▶ TASK GOAL
Below are records. Transcribe exactly the lines from the one that contains "Enumerate this screenshot's" through the last line, leaving any pictures out.

Data entries for graphics
● ● ●

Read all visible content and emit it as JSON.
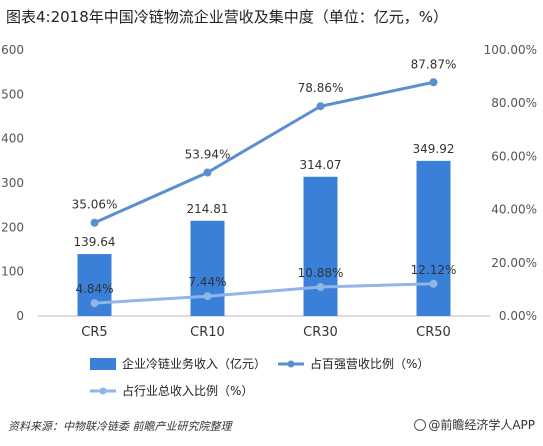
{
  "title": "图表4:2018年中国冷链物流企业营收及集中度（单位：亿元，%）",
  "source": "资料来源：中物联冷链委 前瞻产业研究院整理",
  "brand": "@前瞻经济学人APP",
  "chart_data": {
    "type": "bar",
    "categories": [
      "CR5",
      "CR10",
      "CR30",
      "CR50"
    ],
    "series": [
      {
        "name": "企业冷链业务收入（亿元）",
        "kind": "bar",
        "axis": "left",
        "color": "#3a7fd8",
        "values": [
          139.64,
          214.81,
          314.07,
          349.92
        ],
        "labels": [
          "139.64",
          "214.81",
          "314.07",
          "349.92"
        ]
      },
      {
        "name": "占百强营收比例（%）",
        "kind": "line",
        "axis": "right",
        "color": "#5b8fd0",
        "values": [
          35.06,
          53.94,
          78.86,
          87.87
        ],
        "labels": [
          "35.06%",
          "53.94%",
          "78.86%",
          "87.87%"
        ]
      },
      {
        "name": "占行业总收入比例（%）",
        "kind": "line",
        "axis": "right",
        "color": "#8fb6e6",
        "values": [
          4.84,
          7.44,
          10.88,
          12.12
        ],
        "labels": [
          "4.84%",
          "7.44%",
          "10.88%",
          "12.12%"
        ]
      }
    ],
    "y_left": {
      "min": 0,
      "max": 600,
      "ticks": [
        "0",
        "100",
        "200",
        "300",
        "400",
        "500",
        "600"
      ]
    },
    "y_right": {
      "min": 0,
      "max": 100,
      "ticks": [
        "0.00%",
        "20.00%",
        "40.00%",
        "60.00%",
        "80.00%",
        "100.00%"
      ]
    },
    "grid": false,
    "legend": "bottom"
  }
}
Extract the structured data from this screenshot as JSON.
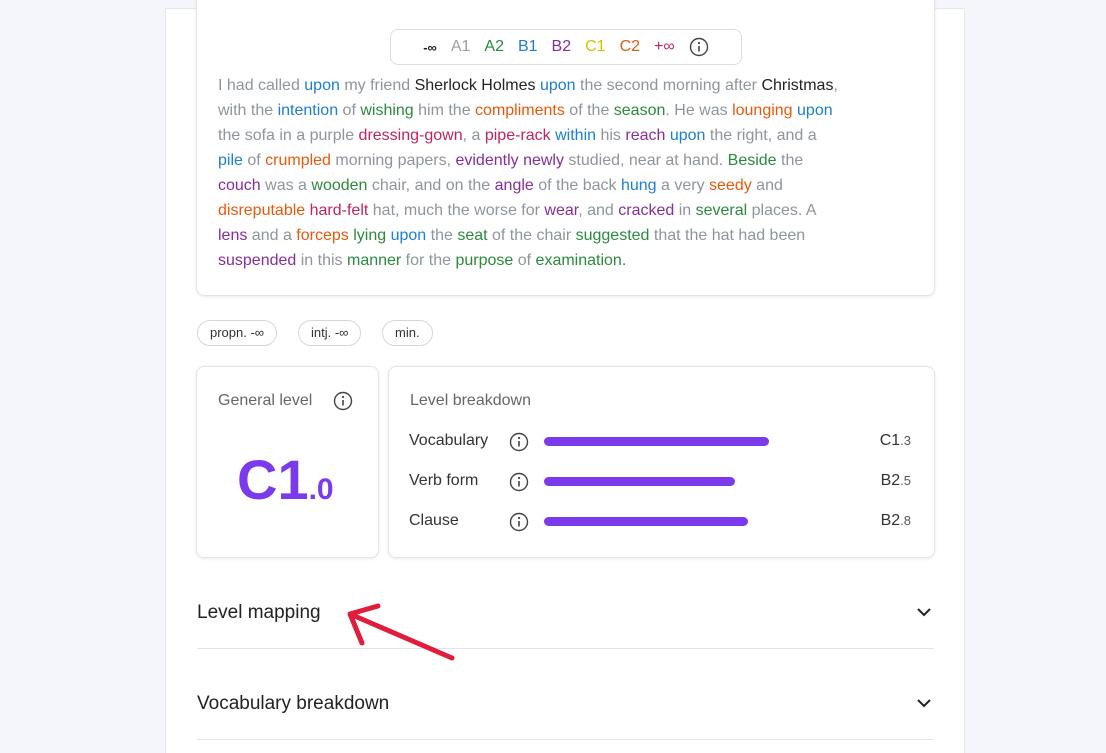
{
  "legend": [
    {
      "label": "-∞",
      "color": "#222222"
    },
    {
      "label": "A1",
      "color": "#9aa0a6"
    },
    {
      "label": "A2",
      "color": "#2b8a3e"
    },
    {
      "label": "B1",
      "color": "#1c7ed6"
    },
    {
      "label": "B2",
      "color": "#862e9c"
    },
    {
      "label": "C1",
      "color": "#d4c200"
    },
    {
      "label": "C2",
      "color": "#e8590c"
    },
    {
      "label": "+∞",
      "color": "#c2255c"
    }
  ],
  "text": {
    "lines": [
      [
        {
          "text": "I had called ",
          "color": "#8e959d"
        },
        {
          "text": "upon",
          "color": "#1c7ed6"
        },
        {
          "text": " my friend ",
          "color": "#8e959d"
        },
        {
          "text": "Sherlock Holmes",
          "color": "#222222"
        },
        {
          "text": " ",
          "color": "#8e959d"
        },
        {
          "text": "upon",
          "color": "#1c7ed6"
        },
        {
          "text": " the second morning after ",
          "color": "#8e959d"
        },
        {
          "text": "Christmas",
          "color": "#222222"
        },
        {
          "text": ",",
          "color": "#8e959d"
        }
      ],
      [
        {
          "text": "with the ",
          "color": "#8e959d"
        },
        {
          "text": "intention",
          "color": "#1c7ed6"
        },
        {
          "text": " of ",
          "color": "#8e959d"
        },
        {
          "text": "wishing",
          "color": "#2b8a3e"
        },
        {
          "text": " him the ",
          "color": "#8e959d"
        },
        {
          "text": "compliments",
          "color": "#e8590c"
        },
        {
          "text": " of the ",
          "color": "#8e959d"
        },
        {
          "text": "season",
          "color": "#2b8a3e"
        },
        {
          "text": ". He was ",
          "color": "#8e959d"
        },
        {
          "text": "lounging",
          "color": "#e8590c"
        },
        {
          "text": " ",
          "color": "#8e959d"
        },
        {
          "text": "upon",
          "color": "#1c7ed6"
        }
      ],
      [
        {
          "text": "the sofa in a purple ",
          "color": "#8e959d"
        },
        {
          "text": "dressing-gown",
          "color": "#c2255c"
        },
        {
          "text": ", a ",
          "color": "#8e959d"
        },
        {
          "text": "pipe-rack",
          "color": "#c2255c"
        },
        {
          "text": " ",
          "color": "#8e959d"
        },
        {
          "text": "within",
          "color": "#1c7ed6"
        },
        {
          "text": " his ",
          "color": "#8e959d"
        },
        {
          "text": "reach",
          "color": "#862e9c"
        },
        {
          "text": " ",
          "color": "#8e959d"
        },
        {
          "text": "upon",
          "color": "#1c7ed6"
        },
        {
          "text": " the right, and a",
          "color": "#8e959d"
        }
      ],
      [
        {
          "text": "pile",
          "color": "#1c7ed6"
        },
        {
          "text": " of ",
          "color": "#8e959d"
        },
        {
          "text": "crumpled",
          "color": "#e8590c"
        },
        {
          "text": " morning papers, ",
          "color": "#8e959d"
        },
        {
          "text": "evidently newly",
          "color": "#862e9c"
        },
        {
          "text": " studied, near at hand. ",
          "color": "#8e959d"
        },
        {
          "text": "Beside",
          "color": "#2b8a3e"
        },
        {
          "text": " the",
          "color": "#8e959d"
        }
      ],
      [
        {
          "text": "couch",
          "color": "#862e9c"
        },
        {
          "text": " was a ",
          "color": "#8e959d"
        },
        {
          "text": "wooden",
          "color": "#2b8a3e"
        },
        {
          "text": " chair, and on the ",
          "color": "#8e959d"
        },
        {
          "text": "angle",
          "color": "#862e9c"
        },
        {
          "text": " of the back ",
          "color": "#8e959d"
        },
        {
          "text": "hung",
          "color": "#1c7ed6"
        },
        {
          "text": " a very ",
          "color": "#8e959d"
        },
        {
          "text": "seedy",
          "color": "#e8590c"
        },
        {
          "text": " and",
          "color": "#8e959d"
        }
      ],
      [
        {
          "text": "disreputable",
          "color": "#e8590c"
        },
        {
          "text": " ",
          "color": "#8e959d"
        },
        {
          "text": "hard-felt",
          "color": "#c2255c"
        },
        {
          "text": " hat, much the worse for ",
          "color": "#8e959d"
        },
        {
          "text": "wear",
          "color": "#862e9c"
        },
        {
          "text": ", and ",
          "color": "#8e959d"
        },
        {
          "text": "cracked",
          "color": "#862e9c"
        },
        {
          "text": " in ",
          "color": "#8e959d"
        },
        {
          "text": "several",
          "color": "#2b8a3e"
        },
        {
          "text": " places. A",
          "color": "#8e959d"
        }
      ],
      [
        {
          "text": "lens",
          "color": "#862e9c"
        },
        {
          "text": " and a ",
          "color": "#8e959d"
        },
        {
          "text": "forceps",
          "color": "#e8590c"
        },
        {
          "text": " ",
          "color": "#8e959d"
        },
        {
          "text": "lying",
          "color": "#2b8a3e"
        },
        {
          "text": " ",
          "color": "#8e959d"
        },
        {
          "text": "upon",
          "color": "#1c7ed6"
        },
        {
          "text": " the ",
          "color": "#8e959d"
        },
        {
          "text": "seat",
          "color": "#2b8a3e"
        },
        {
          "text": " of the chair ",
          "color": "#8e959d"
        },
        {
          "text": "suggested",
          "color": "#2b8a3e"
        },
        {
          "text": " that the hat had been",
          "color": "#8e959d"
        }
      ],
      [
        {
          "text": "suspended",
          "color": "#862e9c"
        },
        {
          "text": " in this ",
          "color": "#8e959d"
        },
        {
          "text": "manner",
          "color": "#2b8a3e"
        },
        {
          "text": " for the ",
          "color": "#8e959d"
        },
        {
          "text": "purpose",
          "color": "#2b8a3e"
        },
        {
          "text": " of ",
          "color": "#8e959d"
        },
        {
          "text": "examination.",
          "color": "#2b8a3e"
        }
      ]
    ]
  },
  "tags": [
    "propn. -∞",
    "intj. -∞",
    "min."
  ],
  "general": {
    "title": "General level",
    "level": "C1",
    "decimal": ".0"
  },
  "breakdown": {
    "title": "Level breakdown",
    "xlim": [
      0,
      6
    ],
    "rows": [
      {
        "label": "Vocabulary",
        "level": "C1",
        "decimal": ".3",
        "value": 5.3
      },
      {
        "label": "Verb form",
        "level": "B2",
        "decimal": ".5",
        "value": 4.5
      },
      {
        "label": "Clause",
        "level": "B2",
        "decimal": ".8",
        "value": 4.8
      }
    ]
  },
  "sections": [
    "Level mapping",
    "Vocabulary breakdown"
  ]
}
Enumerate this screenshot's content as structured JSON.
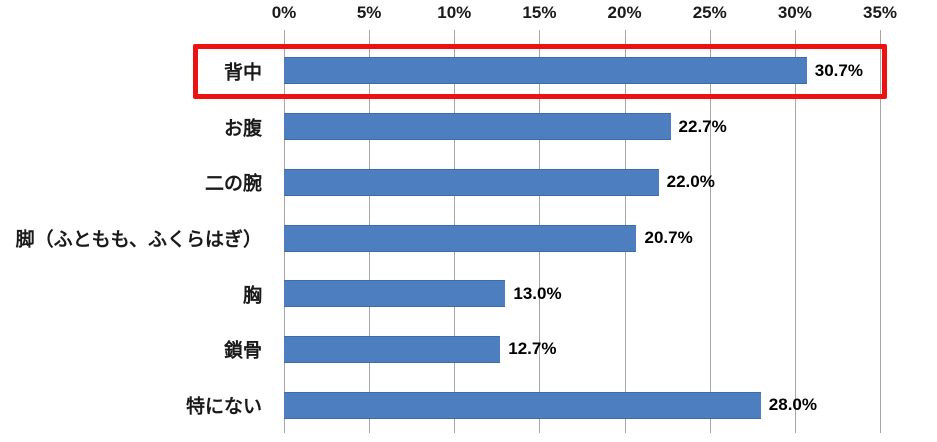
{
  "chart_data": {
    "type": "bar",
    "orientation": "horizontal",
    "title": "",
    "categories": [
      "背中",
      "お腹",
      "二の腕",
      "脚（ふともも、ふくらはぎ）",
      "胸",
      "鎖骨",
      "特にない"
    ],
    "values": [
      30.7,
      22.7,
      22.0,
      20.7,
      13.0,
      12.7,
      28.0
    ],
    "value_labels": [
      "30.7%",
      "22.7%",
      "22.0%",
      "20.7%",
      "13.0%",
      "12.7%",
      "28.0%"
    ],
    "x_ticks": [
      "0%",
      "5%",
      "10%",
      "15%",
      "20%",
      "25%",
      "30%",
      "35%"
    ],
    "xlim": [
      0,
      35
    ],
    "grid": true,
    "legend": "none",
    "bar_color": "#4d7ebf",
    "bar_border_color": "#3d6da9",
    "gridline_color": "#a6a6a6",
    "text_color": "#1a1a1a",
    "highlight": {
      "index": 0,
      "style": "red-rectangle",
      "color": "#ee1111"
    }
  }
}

● ● ●

▶ CORRECT RESULT
Enumerate this screenshot's content as structured JSON.
{
  "chart_data": {
    "type": "bar",
    "orientation": "horizontal",
    "title": "",
    "categories": [
      "背中",
      "お腹",
      "二の腕",
      "脚（ふともも、ふくらはぎ）",
      "胸",
      "鎖骨",
      "特にない"
    ],
    "values": [
      30.7,
      22.7,
      22.0,
      20.7,
      13.0,
      12.7,
      28.0
    ],
    "value_labels": [
      "30.7%",
      "22.7%",
      "22.0%",
      "20.7%",
      "13.0%",
      "12.7%",
      "28.0%"
    ],
    "x_ticks": [
      "0%",
      "5%",
      "10%",
      "15%",
      "20%",
      "25%",
      "30%",
      "35%"
    ],
    "xlim": [
      0,
      35
    ],
    "grid": true,
    "legend": "none",
    "bar_color": "#4d7ebf",
    "bar_border_color": "#3d6da9",
    "gridline_color": "#a6a6a6",
    "text_color": "#1a1a1a",
    "highlight": {
      "index": 0,
      "style": "red-rectangle",
      "color": "#ee1111"
    }
  }
}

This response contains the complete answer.